==== Input data ====

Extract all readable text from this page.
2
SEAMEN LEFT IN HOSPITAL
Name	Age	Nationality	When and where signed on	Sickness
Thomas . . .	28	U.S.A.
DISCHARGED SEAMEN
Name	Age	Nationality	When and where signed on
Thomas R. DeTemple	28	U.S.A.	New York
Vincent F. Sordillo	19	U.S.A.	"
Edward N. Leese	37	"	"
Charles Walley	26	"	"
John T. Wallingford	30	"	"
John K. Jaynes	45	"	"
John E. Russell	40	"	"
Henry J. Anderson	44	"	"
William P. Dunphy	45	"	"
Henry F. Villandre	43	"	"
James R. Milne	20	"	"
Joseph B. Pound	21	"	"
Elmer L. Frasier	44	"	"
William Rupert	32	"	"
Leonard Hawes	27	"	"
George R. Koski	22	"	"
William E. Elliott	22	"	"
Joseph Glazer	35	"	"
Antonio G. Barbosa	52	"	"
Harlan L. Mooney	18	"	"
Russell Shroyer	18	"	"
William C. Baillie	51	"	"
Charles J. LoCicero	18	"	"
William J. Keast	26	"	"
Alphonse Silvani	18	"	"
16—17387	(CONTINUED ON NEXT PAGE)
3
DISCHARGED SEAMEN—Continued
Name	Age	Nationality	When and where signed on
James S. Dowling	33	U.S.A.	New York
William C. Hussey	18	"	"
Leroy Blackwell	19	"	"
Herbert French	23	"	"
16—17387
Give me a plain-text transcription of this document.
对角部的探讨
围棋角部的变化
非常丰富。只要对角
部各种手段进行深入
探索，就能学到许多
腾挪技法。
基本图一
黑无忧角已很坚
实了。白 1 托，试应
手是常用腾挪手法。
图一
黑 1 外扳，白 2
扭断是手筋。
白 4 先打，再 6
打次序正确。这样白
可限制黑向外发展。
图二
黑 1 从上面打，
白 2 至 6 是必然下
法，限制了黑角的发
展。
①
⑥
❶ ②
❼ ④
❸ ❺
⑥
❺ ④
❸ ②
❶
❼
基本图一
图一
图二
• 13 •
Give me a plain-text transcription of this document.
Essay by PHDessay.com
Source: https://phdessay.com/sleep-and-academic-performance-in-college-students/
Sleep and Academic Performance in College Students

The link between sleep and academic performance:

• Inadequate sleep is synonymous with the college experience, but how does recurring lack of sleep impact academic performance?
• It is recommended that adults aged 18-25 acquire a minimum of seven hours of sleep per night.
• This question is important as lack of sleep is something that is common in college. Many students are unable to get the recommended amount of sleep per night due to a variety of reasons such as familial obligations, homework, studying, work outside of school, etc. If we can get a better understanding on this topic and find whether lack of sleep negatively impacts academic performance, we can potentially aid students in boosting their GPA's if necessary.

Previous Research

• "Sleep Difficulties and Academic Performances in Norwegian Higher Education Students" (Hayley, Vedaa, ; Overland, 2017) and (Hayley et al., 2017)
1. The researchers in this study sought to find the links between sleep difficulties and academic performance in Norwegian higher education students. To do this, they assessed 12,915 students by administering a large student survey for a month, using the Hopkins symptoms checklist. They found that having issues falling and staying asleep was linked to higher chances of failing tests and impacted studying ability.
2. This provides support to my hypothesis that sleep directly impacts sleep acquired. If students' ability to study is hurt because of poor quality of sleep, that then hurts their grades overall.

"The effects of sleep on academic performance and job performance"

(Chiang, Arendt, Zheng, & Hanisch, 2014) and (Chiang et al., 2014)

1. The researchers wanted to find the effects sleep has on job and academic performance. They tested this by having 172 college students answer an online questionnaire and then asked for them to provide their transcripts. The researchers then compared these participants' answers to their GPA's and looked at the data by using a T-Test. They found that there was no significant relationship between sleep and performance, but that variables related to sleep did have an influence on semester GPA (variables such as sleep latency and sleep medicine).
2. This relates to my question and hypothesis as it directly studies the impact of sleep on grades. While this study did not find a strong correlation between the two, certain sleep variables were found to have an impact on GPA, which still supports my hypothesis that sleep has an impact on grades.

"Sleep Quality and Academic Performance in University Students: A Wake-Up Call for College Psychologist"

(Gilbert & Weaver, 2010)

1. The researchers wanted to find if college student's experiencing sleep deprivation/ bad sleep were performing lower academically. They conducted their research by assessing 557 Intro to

====

Short exercise
Your task is to collect every line above that contains the word "ability".

Task response
1. The researchers in this study sought to find the links between sleep difficulties and academic performance in Norwegian higher education students. To do this, they assessed 12,915 students by administering a large student survey for a month, using the Hopkins symptoms checklist. They found that having issues falling and staying asleep was linked to higher chances of failing tests and impacted studying ability.
2. This provides support to my hypothesis that sleep directly impacts sleep acquired. If students' ability to study is hurt because of poor quality of sleep, that then hurts their grades overall.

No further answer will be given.